** Problem statement **
Wherever the string "dataset" appears, copy the whole line.

+++ Exercise data +++

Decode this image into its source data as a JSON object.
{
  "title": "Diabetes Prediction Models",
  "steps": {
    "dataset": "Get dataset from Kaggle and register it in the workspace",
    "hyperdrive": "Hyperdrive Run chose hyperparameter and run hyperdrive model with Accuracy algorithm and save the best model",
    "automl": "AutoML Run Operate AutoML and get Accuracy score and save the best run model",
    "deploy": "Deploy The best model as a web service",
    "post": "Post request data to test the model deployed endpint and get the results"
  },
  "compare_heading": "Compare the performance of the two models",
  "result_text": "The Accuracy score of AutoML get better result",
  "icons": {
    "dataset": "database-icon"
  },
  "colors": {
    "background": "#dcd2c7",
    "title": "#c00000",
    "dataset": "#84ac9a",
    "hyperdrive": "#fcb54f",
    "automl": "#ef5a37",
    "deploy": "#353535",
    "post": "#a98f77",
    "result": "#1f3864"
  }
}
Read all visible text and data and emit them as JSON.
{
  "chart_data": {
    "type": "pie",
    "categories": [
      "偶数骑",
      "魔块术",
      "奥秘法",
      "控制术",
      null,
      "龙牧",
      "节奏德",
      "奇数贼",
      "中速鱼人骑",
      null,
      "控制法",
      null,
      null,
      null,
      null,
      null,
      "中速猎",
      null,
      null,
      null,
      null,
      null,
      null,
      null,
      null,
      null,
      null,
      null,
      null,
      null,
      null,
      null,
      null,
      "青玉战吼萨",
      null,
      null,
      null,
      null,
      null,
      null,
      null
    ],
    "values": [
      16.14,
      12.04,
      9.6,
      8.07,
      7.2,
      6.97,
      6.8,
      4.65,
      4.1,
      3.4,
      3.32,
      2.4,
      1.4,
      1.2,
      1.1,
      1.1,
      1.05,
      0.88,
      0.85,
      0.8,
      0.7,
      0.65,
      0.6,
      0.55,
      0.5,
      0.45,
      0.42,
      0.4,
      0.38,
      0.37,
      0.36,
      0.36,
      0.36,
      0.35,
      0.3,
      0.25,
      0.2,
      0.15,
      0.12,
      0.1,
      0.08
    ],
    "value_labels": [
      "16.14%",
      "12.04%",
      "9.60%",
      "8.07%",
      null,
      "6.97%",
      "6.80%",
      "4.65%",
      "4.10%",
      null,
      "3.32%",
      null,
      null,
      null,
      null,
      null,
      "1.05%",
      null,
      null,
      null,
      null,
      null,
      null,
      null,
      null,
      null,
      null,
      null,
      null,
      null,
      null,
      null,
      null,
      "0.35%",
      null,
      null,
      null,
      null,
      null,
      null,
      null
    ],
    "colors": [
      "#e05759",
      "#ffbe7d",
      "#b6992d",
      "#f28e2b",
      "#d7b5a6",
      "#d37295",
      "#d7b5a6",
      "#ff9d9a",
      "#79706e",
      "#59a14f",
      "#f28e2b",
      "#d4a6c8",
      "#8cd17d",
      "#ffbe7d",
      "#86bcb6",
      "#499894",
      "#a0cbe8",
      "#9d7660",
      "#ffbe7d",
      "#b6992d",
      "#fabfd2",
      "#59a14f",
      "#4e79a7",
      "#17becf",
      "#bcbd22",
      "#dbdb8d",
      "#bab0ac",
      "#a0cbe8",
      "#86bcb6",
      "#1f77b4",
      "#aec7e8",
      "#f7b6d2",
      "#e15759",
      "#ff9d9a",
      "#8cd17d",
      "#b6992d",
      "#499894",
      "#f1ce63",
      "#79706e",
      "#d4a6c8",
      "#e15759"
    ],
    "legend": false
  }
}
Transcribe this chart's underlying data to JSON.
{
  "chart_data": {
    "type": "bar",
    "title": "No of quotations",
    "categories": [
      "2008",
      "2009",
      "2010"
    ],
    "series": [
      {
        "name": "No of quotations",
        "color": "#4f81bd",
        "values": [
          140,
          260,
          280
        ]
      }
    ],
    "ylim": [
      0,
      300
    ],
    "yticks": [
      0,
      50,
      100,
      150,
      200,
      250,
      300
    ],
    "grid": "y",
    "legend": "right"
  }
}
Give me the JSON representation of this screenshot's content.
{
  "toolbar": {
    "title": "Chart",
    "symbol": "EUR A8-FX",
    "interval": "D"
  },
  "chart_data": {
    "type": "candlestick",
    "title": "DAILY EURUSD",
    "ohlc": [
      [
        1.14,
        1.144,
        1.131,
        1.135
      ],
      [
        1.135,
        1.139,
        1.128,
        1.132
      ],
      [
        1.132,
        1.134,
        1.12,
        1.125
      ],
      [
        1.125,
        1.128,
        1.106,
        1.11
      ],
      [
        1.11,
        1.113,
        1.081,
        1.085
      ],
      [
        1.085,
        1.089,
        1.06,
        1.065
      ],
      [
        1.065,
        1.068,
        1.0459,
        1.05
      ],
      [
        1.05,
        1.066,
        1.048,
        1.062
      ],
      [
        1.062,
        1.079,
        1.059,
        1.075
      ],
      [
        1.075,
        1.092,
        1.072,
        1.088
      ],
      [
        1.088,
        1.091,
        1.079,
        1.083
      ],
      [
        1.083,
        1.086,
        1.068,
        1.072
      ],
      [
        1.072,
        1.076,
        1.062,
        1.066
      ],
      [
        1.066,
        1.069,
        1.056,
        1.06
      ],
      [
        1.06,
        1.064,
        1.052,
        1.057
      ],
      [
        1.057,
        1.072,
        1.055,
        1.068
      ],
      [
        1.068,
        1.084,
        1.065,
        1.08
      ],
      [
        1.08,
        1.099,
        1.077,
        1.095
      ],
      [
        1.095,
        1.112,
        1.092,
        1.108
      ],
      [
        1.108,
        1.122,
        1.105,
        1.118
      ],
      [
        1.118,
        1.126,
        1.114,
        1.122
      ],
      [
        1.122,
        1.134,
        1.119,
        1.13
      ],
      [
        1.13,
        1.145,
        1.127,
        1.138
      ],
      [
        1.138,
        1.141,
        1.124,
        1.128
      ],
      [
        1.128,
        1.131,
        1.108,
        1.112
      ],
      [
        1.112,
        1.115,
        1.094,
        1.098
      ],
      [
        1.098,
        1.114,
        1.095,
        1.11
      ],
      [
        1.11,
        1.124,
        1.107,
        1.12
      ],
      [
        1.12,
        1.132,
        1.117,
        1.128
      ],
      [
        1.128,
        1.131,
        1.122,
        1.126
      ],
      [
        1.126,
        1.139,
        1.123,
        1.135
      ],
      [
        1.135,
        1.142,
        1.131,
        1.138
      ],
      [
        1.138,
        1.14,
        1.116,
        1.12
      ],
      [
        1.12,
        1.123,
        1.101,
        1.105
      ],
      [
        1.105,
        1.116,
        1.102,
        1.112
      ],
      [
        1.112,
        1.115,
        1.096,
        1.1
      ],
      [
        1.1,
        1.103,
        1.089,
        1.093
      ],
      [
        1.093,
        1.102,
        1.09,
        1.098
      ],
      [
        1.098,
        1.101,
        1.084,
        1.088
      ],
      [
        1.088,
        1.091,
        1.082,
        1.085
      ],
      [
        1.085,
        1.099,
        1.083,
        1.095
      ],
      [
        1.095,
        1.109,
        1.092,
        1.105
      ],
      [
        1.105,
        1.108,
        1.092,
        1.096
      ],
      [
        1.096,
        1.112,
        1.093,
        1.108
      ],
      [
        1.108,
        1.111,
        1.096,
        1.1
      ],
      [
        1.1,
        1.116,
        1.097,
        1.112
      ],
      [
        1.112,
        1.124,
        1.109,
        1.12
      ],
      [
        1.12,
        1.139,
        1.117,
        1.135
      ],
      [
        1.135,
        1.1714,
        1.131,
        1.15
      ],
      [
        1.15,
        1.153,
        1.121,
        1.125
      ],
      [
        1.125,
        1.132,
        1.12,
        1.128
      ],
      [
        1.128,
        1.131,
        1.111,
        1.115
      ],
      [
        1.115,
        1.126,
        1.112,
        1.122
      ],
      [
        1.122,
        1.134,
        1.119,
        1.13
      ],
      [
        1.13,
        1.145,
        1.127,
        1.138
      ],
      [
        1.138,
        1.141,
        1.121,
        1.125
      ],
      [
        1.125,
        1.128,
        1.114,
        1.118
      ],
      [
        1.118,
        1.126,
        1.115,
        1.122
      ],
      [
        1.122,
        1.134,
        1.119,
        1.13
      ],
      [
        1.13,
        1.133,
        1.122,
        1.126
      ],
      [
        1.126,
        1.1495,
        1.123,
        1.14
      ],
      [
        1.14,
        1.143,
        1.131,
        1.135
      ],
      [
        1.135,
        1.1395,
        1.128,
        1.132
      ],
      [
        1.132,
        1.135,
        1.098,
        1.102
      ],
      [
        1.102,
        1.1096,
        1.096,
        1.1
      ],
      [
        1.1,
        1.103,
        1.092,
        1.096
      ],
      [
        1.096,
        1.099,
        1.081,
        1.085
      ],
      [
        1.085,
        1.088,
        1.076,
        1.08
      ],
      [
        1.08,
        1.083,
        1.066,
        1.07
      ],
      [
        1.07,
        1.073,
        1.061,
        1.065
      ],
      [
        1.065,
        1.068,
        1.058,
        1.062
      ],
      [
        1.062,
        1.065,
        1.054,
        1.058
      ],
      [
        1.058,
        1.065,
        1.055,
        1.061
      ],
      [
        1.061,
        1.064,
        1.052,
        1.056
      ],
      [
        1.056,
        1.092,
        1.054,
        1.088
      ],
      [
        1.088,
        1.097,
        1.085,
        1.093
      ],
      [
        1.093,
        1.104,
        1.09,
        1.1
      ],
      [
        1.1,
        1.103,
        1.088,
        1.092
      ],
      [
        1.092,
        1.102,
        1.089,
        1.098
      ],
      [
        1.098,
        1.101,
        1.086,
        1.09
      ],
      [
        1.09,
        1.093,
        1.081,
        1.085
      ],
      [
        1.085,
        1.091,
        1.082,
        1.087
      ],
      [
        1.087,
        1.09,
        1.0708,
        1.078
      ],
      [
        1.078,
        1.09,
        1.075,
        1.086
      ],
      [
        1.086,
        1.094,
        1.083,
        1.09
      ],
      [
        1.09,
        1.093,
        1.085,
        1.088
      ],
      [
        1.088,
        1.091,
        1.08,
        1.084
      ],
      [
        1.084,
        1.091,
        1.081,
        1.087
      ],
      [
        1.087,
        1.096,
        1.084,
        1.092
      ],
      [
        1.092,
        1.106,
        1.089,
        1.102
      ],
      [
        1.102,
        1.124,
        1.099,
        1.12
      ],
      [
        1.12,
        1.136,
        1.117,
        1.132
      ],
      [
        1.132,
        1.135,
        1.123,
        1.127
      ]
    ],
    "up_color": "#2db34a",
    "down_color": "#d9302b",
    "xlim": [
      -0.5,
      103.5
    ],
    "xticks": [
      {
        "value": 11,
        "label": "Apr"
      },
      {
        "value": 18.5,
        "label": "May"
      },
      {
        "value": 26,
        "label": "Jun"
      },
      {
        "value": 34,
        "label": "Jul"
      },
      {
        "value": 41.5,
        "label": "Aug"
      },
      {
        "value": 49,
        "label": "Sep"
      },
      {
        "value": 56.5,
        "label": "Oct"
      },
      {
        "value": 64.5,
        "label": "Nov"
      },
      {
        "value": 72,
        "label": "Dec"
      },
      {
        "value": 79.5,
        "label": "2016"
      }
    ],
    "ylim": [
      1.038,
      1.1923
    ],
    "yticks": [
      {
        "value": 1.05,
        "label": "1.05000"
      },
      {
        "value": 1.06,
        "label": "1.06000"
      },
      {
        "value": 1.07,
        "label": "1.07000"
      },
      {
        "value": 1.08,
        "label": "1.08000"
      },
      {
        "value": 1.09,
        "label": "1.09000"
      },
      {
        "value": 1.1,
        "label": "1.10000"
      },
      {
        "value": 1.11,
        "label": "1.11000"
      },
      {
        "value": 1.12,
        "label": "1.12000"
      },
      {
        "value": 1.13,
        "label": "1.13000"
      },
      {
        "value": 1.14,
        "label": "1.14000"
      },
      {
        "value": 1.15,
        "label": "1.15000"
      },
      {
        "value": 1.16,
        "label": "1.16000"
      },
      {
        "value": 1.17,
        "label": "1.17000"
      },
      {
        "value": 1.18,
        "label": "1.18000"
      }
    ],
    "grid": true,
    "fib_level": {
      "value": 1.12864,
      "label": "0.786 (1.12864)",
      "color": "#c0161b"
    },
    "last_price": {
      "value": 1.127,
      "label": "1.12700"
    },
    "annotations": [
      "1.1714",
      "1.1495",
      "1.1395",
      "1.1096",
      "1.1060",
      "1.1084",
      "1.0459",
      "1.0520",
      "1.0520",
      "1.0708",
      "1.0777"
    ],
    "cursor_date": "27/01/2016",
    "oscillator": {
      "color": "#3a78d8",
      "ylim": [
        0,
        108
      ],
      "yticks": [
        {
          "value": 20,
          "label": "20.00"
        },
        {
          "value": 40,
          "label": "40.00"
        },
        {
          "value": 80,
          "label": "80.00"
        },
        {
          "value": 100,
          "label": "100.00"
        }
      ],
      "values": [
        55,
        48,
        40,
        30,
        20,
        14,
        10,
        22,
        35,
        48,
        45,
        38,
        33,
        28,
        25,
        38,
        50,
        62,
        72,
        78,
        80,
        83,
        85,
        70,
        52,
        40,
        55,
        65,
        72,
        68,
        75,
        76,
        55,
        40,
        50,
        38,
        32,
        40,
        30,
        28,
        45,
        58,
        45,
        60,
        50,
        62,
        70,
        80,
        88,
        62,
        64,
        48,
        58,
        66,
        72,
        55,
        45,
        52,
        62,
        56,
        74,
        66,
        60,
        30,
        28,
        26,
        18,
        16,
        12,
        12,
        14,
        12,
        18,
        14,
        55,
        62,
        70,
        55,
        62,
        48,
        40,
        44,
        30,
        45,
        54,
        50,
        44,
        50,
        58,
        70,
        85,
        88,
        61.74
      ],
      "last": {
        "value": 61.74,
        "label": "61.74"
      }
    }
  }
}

+++

** Complete answer **
    "dataset": "Get dataset from Kaggle and register it in the workspace",
    "dataset": "database-icon"
    "dataset": "#84ac9a",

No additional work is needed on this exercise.